Spatial layout entries:
──────────────────────────────

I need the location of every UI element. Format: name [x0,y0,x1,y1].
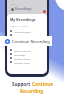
button[interactable]: Team standup [10,29,47,33]
button[interactable]: Podcast draft [10,60,47,64]
staticText: Continue [32,81,53,87]
staticText: Continue Recording [12,39,50,44]
staticText: Team standup [14,30,31,33]
staticText: Recording [20,88,44,94]
staticText: 3 files · 12 min [10,24,29,27]
staticText: Interview [14,53,25,56]
staticText: Support [12,81,32,87]
staticText: 9:41 [11,2,16,5]
staticText: My Recordings [10,17,36,22]
button[interactable]: Interview [10,52,47,56]
staticText: Lecture notes [14,57,30,60]
button[interactable]: Lecture notes [10,56,47,60]
button[interactable]: Continue Recording [0,36,52,46]
staticText: Voice memo 4 [14,49,31,52]
staticText: Recordings [15,7,32,11]
button[interactable]: Voice memo 4 [10,48,47,52]
button[interactable]: Client call [10,33,47,37]
staticText: Podcast draft [14,61,30,64]
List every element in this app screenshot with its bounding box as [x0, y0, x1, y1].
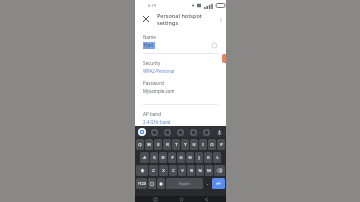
button[interactable]: R [163, 139, 171, 150]
staticText: B [190, 168, 193, 174]
button[interactable]: Translate [189, 128, 197, 136]
staticText: R [166, 142, 169, 148]
staticText: Z [152, 168, 155, 174]
staticText: U [192, 142, 196, 148]
button[interactable]: Password [135, 80, 226, 94]
button[interactable]: AP band [135, 111, 226, 125]
button[interactable]: Security [135, 60, 226, 74]
staticText: K [207, 155, 210, 161]
staticText: Hari [144, 42, 154, 49]
button[interactable]: M [205, 165, 213, 176]
button[interactable]: Q [136, 139, 144, 150]
staticText: N [198, 168, 202, 174]
button[interactable]: B [187, 165, 195, 176]
button[interactable]: T [172, 139, 180, 150]
button[interactable]: Recents [150, 196, 160, 202]
button[interactable]: Settings [176, 128, 184, 136]
button[interactable]: A [140, 152, 149, 163]
button[interactable]: Enter [212, 178, 225, 189]
button[interactable]: U [190, 139, 198, 150]
button[interactable]: F [168, 152, 176, 163]
button[interactable]: GIF [163, 128, 171, 136]
button[interactable]: P [217, 139, 225, 150]
button[interactable]: V [178, 165, 186, 176]
button[interactable]: H [186, 152, 194, 163]
staticText: Mysample.com [143, 88, 175, 94]
button[interactable]: G [177, 152, 185, 163]
button[interactable]: L [213, 152, 221, 163]
button[interactable]: ?123 [136, 178, 147, 189]
button[interactable]: Shift [136, 165, 148, 176]
button[interactable]: Backspace [214, 165, 225, 176]
staticText: 2.4 GHz band [143, 119, 171, 125]
button[interactable]: O [208, 139, 216, 150]
button[interactable]: Emoji [148, 178, 156, 189]
button[interactable]: S [150, 152, 158, 163]
staticText: O [210, 142, 214, 148]
button[interactable]: Voice input [215, 128, 223, 136]
button[interactable]: More [202, 128, 210, 136]
staticText: Q [138, 142, 142, 148]
staticText: V [181, 168, 184, 174]
staticText: S [153, 155, 156, 161]
staticText: D [161, 155, 165, 161]
button[interactable]: Google [138, 128, 146, 136]
staticText: 6:19 [148, 3, 156, 8]
button[interactable]: Stickers [150, 128, 158, 136]
button[interactable]: X [159, 165, 168, 176]
button[interactable]: C [169, 165, 177, 176]
staticText: Password [143, 80, 164, 86]
staticText: F [171, 155, 174, 161]
staticText: Personal hotspot settings [157, 12, 221, 26]
button[interactable]: K [204, 152, 212, 163]
button[interactable]: Clear text [211, 42, 218, 49]
staticText: E [157, 142, 160, 148]
staticText: AP band [143, 111, 161, 117]
staticText: X [162, 168, 165, 174]
staticText: Y [184, 142, 187, 148]
button[interactable]: Back [201, 196, 211, 202]
button[interactable]: J [195, 152, 203, 163]
staticText: Security [143, 60, 161, 66]
button[interactable]: E [154, 139, 162, 150]
staticText: G [179, 155, 183, 161]
staticText: J [198, 155, 200, 161]
staticText: A [143, 155, 146, 161]
button[interactable]: Z [149, 165, 158, 176]
button[interactable]: Space [166, 178, 203, 189]
staticText: . [207, 181, 209, 186]
staticText: W [147, 142, 151, 148]
staticText: Name [143, 34, 156, 40]
staticText: H [188, 155, 192, 161]
staticText: C [172, 168, 175, 174]
button[interactable]: Y [181, 139, 189, 150]
button[interactable]: Close [140, 13, 152, 25]
staticText: T [175, 142, 178, 148]
button[interactable]: Name [135, 34, 226, 49]
button[interactable]: Language [157, 178, 165, 189]
button[interactable]: I [199, 139, 207, 150]
staticText: L [216, 155, 219, 161]
staticText: P [220, 142, 223, 148]
staticText: ?123 [138, 181, 146, 186]
button[interactable]: Home [176, 196, 186, 202]
staticText: English [179, 182, 190, 186]
button[interactable]: N [196, 165, 204, 176]
button[interactable]: W [145, 139, 153, 150]
staticText: I [202, 142, 204, 148]
staticText: M [207, 168, 211, 174]
staticText: WPA2-Personal [143, 68, 175, 74]
button[interactable]: D [159, 152, 167, 163]
button[interactable]: . [204, 178, 211, 189]
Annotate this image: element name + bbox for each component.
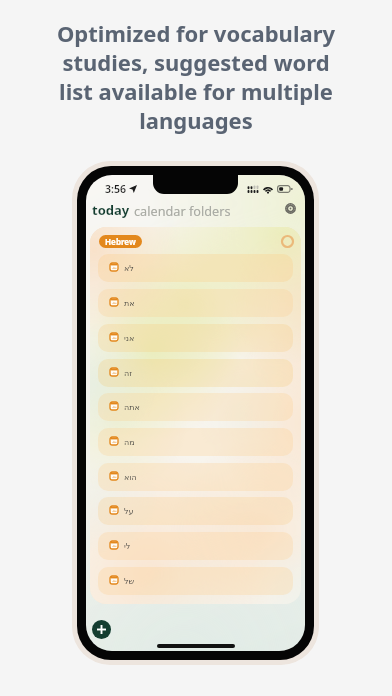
staticText: אתה xyxy=(124,403,140,412)
staticText: לא xyxy=(124,264,134,273)
staticText: את xyxy=(124,299,135,308)
staticText: Hebrew xyxy=(105,236,136,247)
button[interactable]: אני xyxy=(98,324,293,352)
staticText: today xyxy=(92,201,130,219)
button[interactable]: Settings xyxy=(282,200,298,216)
button[interactable]: today xyxy=(91,201,131,219)
staticText: מה xyxy=(124,438,135,447)
button[interactable]: אתה xyxy=(98,393,293,421)
staticText: folders xyxy=(189,202,231,219)
staticText: על xyxy=(124,507,134,516)
button[interactable]: Hebrew xyxy=(99,235,142,248)
button[interactable]: folders xyxy=(188,202,232,219)
staticText: Optimized for vocabulary studies, sugges… xyxy=(50,18,342,135)
staticText: של xyxy=(124,577,135,586)
button[interactable]: Add word xyxy=(92,620,111,639)
button[interactable]: calendar xyxy=(133,202,187,219)
button[interactable]: את xyxy=(98,289,293,317)
button[interactable]: Select all xyxy=(281,235,294,248)
staticText: calendar xyxy=(134,202,186,219)
staticText: אני xyxy=(124,334,135,343)
button[interactable]: של xyxy=(98,567,293,595)
button[interactable]: לא xyxy=(98,254,293,282)
button[interactable]: זה xyxy=(98,359,293,387)
staticText: 3:56 xyxy=(105,182,126,196)
button[interactable]: על xyxy=(98,497,293,525)
button[interactable]: הוא xyxy=(98,463,293,491)
button[interactable]: לי xyxy=(98,532,293,560)
staticText: הוא xyxy=(124,473,137,482)
button[interactable]: מה xyxy=(98,428,293,456)
staticText: זה xyxy=(124,369,132,378)
staticText: לי xyxy=(124,542,131,551)
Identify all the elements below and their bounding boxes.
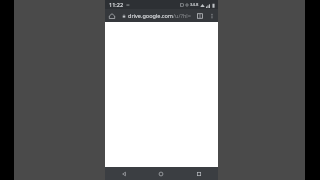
button[interactable]: Back bbox=[105, 167, 142, 180]
staticText: 11:22 bbox=[109, 1, 124, 8]
button[interactable]: More options bbox=[206, 10, 217, 21]
staticText: /u/?hl= bbox=[173, 12, 191, 19]
button[interactable]: Tab switcher bbox=[193, 9, 206, 22]
button[interactable]: Recent apps bbox=[180, 167, 218, 180]
button[interactable]: Home bbox=[105, 9, 118, 22]
button[interactable]: drive.google.com bbox=[118, 10, 193, 21]
staticText: 34.8 bbox=[190, 2, 199, 8]
button[interactable]: Home bbox=[142, 167, 180, 180]
staticText: drive.google.com bbox=[128, 12, 173, 19]
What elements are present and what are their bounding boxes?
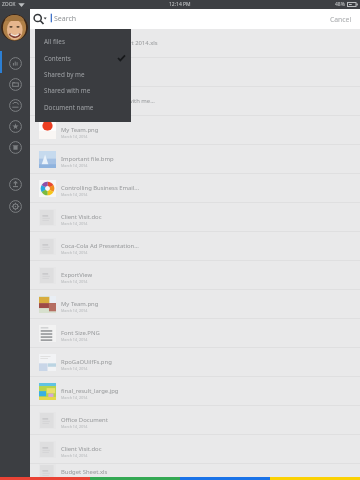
button[interactable]: Cancel [322,11,360,28]
button[interactable]: Shared with me [0,95,30,116]
staticText: March 14, 2014 [61,476,88,480]
button[interactable]: RpoGaOUilfFs.png [30,348,360,377]
button[interactable]: Starred [0,116,30,137]
staticText: Controlling Business Email... [61,184,140,192]
button[interactable]: Font Size.PNG [30,319,360,348]
staticText: Quarterly Business Report 2014.xls [61,39,158,47]
button[interactable]: Client Visit.doc [30,203,360,232]
button[interactable]: Shared with me [35,82,131,98]
button[interactable]: My files [0,74,30,95]
staticText: March 14, 2014 [61,76,88,81]
button[interactable]: Coca-Cola Ad Presentation... [30,232,360,261]
staticText: March 14, 2014 [61,250,88,255]
staticText: Contents [44,54,71,63]
button[interactable]: Budget Sheet.xls [30,464,360,480]
staticText: My Team.png [61,300,99,308]
staticText: ExportView [61,271,93,279]
button[interactable]: Shared by me [35,66,131,82]
button[interactable]: Important file.bmp [30,145,360,174]
staticText: Shared with me [44,86,91,95]
staticText: Coca-Cola Ad Presentation... [61,242,139,250]
staticText: March 14, 2014 [61,279,88,284]
button[interactable]: final_result_large.jpg [30,377,360,406]
button[interactable]: Controlling Business Email... [30,174,360,203]
staticText: Marketing Plan [61,68,104,76]
staticText: Document name [44,103,94,112]
button[interactable]: Document name [35,99,131,115]
staticText: Important file.bmp [61,155,114,163]
staticText: March 14, 2014 [61,424,88,429]
staticText: March 14, 2014 [61,105,88,110]
staticText: RpoGaOUilfFs.png [61,358,112,366]
staticText: All files [44,37,65,46]
staticText: Office Document [61,416,108,424]
button[interactable]: Profile [1,14,28,41]
button[interactable]: Client Visit.doc [30,435,360,464]
staticText: March 14, 2014 [61,366,88,371]
staticText: 12:14 PM [169,1,191,8]
button[interactable]: Contents [35,50,131,66]
button[interactable]: Upload [0,174,30,195]
staticText: March 14, 2014 [61,337,88,342]
button[interactable]: Dashboard [0,53,30,74]
staticText: Cancel [330,15,352,24]
button[interactable]: Settings [0,196,30,217]
staticText: 48% [335,1,345,8]
button[interactable]: Trash [0,137,30,158]
staticText: ZOOX [2,1,16,8]
staticText: Client Visit.doc [61,213,102,221]
staticText: Shared by me [44,70,85,79]
staticText: Budget Sheet.xls [61,468,108,476]
staticText: Client Visit.doc [61,445,102,453]
button[interactable]: ExportView [30,261,360,290]
button[interactable]: Project Timeline Shared with me... [30,87,360,116]
staticText: March 14, 2014 [61,453,88,458]
staticText: March 14, 2014 [61,134,88,139]
staticText: March 14, 2014 [61,163,88,168]
staticText: Project Timeline Shared with me... [61,97,155,105]
staticText: My Team.png [61,126,99,134]
staticText: March 14, 2014 [61,221,88,226]
staticText: March 14, 2014 [61,308,88,313]
staticText: Font Size.PNG [61,329,100,337]
button[interactable]: All files [35,33,131,49]
button[interactable]: Marketing Plan [30,58,360,87]
staticText: final_result_large.jpg [61,387,119,395]
staticText: March 14, 2014 [61,395,88,400]
button[interactable]: Quarterly Business Report 2014.xls [30,29,360,58]
staticText: Search [54,14,77,24]
button[interactable]: My Team.png [30,116,360,145]
button[interactable]: Office Document [30,406,360,435]
staticText: March 14, 2014 [61,192,88,197]
button[interactable]: My Team.png [30,290,360,319]
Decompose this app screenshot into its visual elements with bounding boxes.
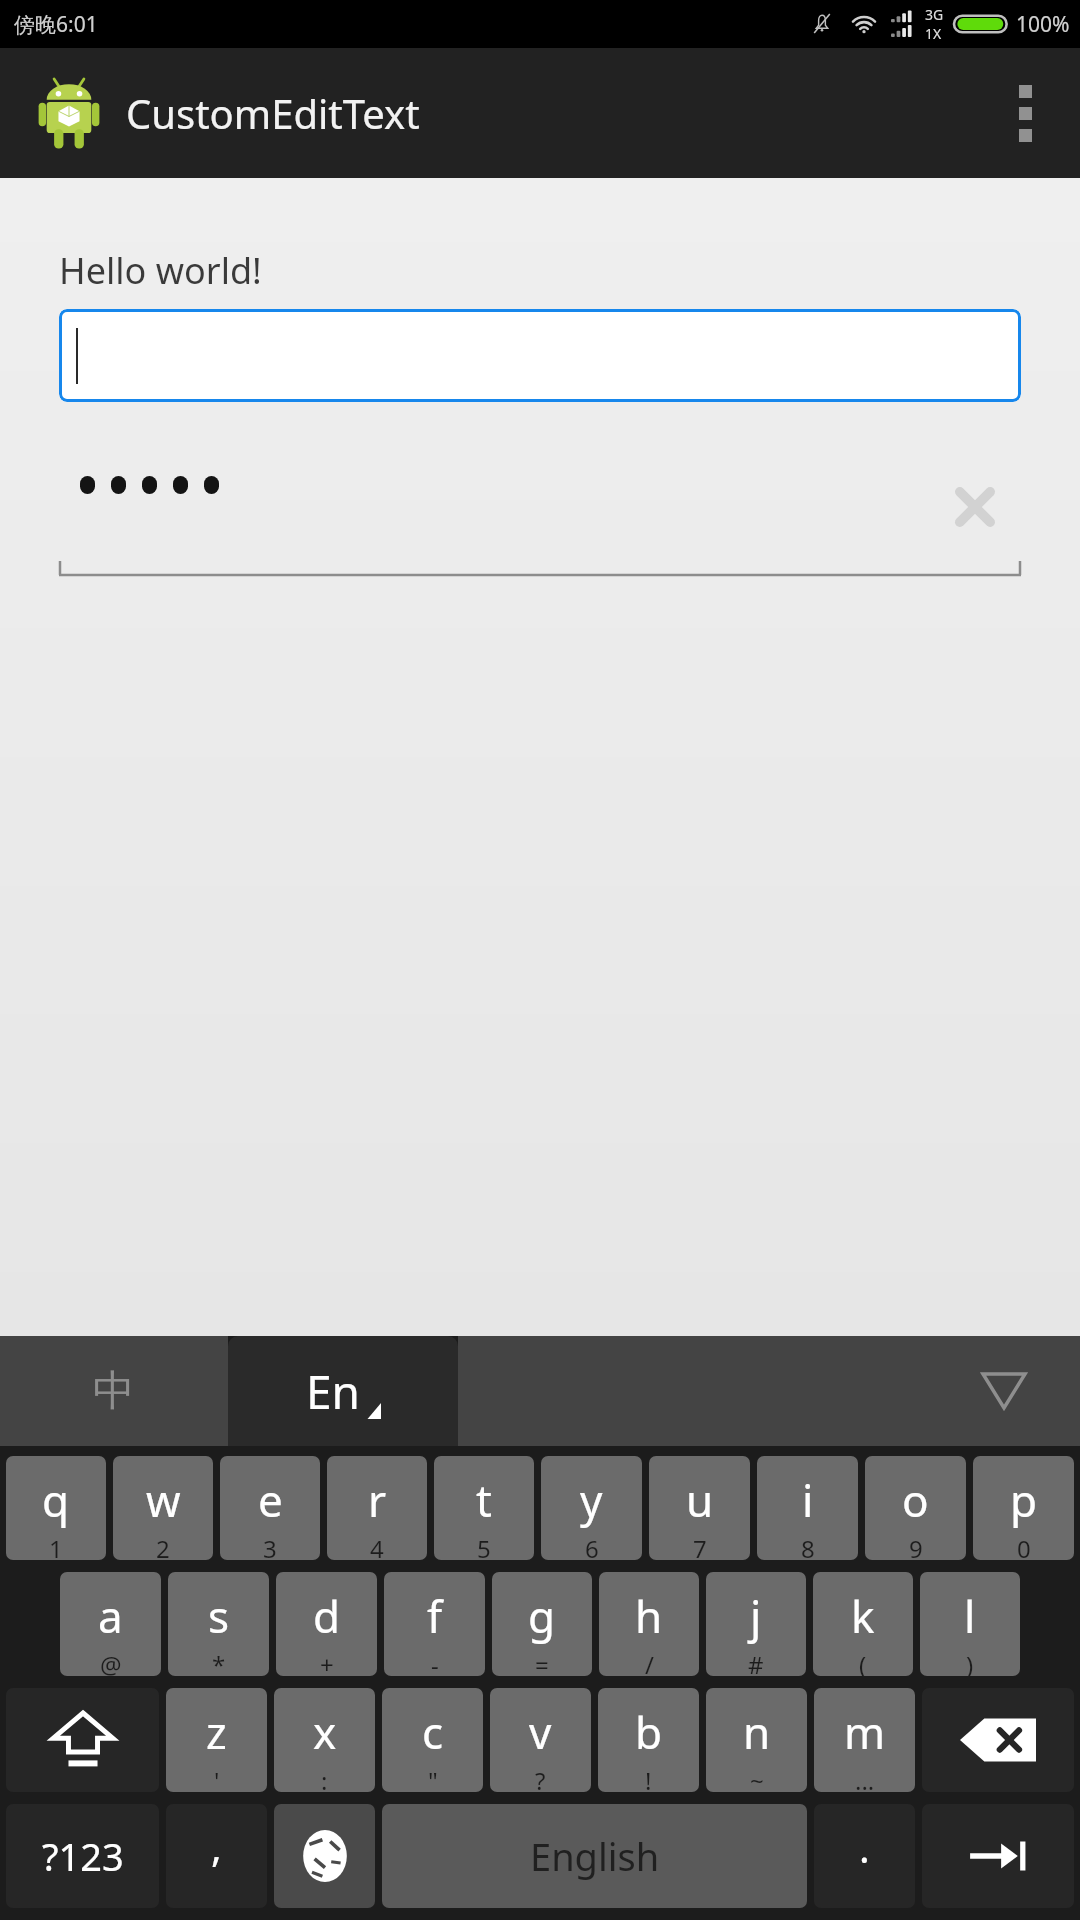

──────────────────────────────

- AIM
Find each line in the listing above that contains the word "screenshot" and copy those lines out. Case counts.

- EXERCISE ANSWER
List every element in this app screenshot with its bounding box as [x0, y0, x1, y1].
Decompose this app screenshot into its visual elements with bounding boxes.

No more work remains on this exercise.